(Saved data entries)
::::

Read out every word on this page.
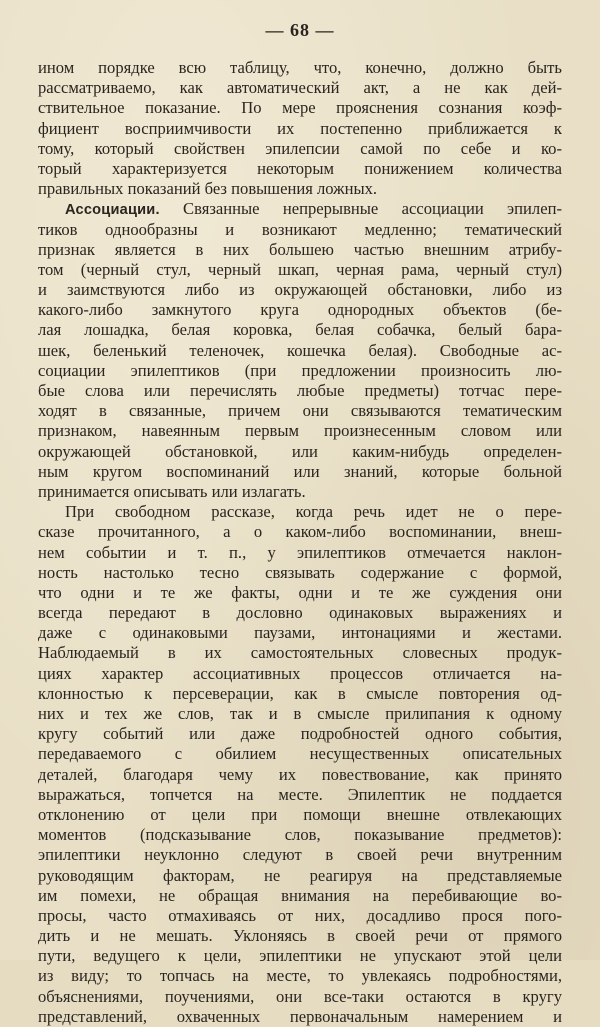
— 68 —
ином порядке всю таблицу, что, конечно, должно быть
рассматриваемо, как автоматический акт, а не как дей-
ствительное показание. По мере прояснения сознания коэф-
фициент восприимчивости их постепенно приближается к
тому, который свойствен эпилепсии самой по себе и ко-
торый характеризуется некоторым понижением количества
правильных показаний без повышения ложных.
Ассоциации. Связанные непрерывные ассоциации эпилеп-
тиков однообразны и возникают медленно; тематический
признак является в них большею частью внешним атрибу-
том (черный стул, черный шкап, черная рама, черный стул)
и заимствуются либо из окружающей обстановки, либо из
какого-либо замкнутого круга однородных объектов (бе-
лая лошадка, белая коровка, белая собачка, белый бара-
шек, беленький теленочек, кошечка белая). Свободные ас-
социации эпилептиков (при предложении произносить лю-
бые слова или перечислять любые предметы) тотчас пере-
ходят в связанные, причем они связываются тематическим
признаком, навеянным первым произнесенным словом или
окружающей обстановкой, или каким-нибудь определен-
ным кругом воспоминаний или знаний, которые больной
принимается описывать или излагать.
При свободном рассказе, когда речь идет не о пере-
сказе прочитанного, а о каком-либо воспоминании, внеш-
нем событии и т. п., у эпилептиков отмечается наклон-
ность настолько тесно связывать содержание с формой,
что одни и те же факты, одни и те же суждения они
всегда передают в дословно одинаковых выражениях и
даже с одинаковыми паузами, интонациями и жестами.
Наблюдаемый в их самостоятельных словесных продук-
циях характер ассоциативных процессов отличается на-
клонностью к персеверации, как в смысле повторения од-
них и тех же слов, так и в смысле прилипания к одному
кругу событий или даже подробностей одного события,
передаваемого с обилием несущественных описательных
деталей, благодаря чему их повествование, как принято
выражаться, топчется на месте. Эпилептик не поддается
отклонению от цели при помощи внешне отвлекающих
моментов (подсказывание слов, показывание предметов):
эпилептики неуклонно следуют в своей речи внутренним
руководящим факторам, не реагируя на представляемые
им помехи, не обращая внимания на перебивающие во-
просы, часто отмахиваясь от них, досадливо прося пого-
дить и не мешать. Уклоняясь в своей речи от прямого
пути, ведущего к цели, эпилептики не упускают этой цели
из виду; то топчась на месте, то увлекаясь подробностями,
объяснениями, поучениями, они все-таки остаются в кругу
представлений, охваченных первоначальным намерением и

::::

- [Instructions to follow]: Write out the listing above again, exactly, but with no pictures in the copy.

- [Correct result]:
Read out every word on this page.
— 68 —
ином порядке всю таблицу, что, конечно, должно быть
рассматриваемо, как автоматический акт, а не как дей-
ствительное показание. По мере прояснения сознания коэф-
фициент восприимчивости их постепенно приближается к
тому, который свойствен эпилепсии самой по себе и ко-
торый характеризуется некоторым понижением количества
правильных показаний без повышения ложных.
Ассоциации. Связанные непрерывные ассоциации эпилеп-
тиков однообразны и возникают медленно; тематический
признак является в них большею частью внешним атрибу-
том (черный стул, черный шкап, черная рама, черный стул)
и заимствуются либо из окружающей обстановки, либо из
какого-либо замкнутого круга однородных объектов (бе-
лая лошадка, белая коровка, белая собачка, белый бара-
шек, беленький теленочек, кошечка белая). Свободные ас-
социации эпилептиков (при предложении произносить лю-
бые слова или перечислять любые предметы) тотчас пере-
ходят в связанные, причем они связываются тематическим
признаком, навеянным первым произнесенным словом или
окружающей обстановкой, или каким-нибудь определен-
ным кругом воспоминаний или знаний, которые больной
принимается описывать или излагать.
При свободном рассказе, когда речь идет не о пере-
сказе прочитанного, а о каком-либо воспоминании, внеш-
нем событии и т. п., у эпилептиков отмечается наклон-
ность настолько тесно связывать содержание с формой,
что одни и те же факты, одни и те же суждения они
всегда передают в дословно одинаковых выражениях и
даже с одинаковыми паузами, интонациями и жестами.
Наблюдаемый в их самостоятельных словесных продук-
циях характер ассоциативных процессов отличается на-
клонностью к персеверации, как в смысле повторения од-
них и тех же слов, так и в смысле прилипания к одному
кругу событий или даже подробностей одного события,
передаваемого с обилием несущественных описательных
деталей, благодаря чему их повествование, как принято
выражаться, топчется на месте. Эпилептик не поддается
отклонению от цели при помощи внешне отвлекающих
моментов (подсказывание слов, показывание предметов):
эпилептики неуклонно следуют в своей речи внутренним
руководящим факторам, не реагируя на представляемые
им помехи, не обращая внимания на перебивающие во-
просы, часто отмахиваясь от них, досадливо прося пого-
дить и не мешать. Уклоняясь в своей речи от прямого
пути, ведущего к цели, эпилептики не упускают этой цели
из виду; то топчась на месте, то увлекаясь подробностями,
объяснениями, поучениями, они все-таки остаются в кругу
представлений, охваченных первоначальным намерением и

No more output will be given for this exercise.